**MATERIAL PROVIDED**

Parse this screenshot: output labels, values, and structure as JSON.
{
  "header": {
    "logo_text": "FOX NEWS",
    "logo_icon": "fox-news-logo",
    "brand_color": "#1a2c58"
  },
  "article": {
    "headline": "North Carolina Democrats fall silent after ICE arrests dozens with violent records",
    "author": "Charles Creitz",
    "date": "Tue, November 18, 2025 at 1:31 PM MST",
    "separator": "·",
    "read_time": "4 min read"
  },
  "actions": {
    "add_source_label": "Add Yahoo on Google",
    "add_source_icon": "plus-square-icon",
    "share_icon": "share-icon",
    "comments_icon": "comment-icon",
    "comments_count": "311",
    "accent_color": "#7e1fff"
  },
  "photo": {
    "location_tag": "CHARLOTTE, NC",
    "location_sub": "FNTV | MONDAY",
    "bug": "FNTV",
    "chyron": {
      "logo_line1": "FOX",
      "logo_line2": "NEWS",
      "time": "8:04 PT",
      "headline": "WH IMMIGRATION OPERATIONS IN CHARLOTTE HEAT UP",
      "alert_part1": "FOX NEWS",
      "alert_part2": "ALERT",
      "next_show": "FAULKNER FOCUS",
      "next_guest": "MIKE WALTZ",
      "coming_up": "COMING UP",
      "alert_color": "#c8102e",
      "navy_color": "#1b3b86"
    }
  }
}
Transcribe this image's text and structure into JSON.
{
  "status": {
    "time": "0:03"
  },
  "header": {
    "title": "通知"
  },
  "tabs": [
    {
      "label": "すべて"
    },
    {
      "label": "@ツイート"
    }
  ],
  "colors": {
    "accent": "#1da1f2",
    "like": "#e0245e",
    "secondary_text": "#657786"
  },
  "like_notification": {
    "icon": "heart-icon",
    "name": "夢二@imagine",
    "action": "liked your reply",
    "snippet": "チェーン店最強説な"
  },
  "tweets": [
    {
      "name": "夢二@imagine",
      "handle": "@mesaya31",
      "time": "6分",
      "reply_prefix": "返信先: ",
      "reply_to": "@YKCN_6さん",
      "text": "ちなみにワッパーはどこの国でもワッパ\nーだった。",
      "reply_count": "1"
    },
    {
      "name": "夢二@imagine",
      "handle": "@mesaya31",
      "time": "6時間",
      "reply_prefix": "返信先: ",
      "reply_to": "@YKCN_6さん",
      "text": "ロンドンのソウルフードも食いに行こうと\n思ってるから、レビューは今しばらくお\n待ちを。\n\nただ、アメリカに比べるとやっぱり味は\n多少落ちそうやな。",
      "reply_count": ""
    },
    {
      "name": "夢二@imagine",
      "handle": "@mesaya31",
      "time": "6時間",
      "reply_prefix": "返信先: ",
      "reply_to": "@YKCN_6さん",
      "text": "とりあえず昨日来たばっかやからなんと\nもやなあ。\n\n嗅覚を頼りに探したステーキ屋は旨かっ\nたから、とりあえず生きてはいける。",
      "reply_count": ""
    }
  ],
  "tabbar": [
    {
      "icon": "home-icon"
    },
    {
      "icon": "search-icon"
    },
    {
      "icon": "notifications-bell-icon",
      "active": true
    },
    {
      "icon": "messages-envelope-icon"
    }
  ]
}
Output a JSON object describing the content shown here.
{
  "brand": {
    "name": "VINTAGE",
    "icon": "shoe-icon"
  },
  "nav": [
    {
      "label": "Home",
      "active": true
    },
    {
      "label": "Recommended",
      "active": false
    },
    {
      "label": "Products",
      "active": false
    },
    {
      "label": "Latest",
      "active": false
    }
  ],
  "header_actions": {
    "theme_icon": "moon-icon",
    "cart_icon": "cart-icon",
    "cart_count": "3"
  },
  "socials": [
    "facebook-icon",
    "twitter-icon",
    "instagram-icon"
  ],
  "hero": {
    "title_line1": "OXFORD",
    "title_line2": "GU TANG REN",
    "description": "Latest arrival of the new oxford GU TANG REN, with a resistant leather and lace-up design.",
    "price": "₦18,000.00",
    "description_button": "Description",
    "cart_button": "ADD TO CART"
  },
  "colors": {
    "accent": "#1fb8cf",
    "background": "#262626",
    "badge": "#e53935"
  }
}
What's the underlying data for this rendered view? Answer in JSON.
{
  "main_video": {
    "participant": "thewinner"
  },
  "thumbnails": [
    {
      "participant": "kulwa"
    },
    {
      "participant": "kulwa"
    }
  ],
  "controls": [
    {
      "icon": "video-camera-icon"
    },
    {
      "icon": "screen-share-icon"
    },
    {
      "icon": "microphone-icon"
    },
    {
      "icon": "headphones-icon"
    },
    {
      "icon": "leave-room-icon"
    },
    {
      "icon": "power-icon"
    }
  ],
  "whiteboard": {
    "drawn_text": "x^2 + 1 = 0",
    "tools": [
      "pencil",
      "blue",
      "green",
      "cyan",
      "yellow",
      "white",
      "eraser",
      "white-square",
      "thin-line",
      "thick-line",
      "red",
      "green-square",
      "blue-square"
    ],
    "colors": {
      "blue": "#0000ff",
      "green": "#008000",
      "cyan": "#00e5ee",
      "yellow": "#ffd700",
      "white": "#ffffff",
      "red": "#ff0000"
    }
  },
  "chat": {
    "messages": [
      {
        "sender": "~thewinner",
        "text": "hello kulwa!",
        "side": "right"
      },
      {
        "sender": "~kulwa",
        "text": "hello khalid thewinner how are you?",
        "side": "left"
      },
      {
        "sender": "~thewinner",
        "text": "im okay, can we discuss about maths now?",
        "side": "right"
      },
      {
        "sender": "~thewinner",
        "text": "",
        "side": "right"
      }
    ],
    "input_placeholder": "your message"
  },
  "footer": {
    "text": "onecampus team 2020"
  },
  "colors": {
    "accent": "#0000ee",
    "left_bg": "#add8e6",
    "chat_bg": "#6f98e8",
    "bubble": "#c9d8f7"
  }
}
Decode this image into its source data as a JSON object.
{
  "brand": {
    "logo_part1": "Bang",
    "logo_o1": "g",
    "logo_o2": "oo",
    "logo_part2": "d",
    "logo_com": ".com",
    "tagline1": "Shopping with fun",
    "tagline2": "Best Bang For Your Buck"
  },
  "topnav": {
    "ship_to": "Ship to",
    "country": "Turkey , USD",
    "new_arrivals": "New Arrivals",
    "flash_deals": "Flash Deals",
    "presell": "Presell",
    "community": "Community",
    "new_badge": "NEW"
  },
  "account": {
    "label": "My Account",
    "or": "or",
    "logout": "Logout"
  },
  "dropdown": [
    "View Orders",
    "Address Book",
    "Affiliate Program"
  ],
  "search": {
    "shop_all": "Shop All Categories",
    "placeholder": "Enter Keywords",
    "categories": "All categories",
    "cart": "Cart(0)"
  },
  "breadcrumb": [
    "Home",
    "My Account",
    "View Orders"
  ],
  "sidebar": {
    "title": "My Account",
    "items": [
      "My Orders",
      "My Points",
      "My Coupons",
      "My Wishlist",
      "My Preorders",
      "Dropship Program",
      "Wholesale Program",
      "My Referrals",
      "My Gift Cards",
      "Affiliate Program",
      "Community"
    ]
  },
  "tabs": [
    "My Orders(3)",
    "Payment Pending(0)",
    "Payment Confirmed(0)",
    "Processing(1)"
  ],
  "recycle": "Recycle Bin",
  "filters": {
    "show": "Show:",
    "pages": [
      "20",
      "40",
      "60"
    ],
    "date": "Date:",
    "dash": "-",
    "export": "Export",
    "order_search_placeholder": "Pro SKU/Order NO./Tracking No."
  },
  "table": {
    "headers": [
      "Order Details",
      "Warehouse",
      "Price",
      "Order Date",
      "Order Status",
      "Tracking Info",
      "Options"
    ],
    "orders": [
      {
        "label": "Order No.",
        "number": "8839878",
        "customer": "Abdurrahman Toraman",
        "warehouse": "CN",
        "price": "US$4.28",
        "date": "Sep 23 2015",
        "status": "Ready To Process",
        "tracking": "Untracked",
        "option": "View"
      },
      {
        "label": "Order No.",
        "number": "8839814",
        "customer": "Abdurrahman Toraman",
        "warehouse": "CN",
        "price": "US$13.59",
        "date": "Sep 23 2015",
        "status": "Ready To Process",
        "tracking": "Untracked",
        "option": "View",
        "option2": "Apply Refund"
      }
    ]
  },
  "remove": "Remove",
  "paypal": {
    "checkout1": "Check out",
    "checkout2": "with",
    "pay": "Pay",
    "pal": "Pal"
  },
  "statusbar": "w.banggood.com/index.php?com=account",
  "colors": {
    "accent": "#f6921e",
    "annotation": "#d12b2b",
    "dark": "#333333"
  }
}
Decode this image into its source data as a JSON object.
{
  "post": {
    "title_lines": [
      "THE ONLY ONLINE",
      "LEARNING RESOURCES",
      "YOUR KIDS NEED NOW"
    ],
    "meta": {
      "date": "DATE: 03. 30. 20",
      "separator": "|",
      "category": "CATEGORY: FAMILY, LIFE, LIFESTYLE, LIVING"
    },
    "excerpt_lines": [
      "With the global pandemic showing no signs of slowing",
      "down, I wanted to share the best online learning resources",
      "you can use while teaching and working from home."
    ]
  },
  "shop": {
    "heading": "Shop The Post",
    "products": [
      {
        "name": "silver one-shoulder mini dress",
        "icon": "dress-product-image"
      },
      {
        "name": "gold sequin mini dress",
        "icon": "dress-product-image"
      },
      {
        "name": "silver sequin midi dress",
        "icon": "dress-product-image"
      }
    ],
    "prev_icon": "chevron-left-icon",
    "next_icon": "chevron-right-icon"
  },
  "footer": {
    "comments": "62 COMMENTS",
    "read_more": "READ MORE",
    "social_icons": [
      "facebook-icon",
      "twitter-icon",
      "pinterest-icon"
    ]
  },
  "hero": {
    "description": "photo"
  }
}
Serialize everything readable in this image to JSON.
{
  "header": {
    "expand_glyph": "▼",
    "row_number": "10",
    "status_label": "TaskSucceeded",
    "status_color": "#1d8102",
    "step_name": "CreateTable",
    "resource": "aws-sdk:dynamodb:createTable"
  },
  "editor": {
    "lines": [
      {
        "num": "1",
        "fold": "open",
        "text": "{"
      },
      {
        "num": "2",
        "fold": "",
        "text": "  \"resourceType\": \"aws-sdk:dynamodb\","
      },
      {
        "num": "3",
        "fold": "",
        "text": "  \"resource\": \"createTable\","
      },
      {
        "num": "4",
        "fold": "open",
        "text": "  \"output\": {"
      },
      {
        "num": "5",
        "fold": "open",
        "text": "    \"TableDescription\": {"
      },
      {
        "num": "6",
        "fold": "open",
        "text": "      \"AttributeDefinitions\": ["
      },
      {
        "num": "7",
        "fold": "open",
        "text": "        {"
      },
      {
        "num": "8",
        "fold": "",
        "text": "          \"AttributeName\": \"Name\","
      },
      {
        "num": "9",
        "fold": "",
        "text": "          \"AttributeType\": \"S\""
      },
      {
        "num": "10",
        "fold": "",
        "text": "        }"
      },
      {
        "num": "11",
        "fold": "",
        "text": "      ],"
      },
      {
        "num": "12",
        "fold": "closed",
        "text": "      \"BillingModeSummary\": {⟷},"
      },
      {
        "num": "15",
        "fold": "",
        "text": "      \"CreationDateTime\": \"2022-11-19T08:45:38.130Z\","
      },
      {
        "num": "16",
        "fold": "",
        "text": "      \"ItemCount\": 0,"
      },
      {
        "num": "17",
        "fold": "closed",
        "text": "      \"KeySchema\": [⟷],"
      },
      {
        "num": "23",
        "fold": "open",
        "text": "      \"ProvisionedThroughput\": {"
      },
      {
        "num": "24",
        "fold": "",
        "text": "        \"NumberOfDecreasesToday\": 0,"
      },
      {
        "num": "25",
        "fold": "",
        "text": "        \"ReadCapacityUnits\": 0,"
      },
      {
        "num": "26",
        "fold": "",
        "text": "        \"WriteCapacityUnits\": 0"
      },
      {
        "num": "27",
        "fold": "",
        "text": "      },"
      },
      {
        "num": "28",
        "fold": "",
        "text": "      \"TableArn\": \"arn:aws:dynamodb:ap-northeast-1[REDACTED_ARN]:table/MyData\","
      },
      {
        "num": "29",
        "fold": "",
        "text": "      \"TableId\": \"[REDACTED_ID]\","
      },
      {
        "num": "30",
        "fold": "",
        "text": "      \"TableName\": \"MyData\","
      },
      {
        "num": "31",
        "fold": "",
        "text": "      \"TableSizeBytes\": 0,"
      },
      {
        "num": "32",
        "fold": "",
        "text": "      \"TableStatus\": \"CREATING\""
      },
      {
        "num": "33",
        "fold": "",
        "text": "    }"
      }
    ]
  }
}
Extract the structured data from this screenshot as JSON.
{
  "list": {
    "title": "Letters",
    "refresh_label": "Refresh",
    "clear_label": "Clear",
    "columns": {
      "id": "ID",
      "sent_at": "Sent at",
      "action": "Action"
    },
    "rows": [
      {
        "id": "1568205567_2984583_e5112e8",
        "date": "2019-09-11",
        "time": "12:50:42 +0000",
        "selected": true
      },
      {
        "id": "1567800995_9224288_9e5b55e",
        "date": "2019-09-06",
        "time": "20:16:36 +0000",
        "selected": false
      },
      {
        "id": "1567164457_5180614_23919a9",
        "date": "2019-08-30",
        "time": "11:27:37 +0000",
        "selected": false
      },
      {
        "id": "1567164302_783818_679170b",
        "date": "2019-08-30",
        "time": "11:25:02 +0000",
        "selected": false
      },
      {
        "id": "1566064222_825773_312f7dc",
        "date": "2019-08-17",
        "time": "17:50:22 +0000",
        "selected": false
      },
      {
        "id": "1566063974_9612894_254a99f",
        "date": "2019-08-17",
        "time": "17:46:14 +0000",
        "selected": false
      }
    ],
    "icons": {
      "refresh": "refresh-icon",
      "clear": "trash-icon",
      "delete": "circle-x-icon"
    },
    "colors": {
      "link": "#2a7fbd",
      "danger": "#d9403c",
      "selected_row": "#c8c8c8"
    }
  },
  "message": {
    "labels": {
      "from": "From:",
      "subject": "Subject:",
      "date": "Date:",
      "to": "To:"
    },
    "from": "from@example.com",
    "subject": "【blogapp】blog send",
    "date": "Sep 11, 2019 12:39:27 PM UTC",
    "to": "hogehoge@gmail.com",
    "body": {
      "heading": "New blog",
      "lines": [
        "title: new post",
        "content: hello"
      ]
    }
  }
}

**THE EXERCISE**
Search the listing for the word "Program" and return each line that holds it.

**TASK RESPONSE**
    "Affiliate Program"
      "Dropship Program",
      "Wholesale Program",
      "Affiliate Program",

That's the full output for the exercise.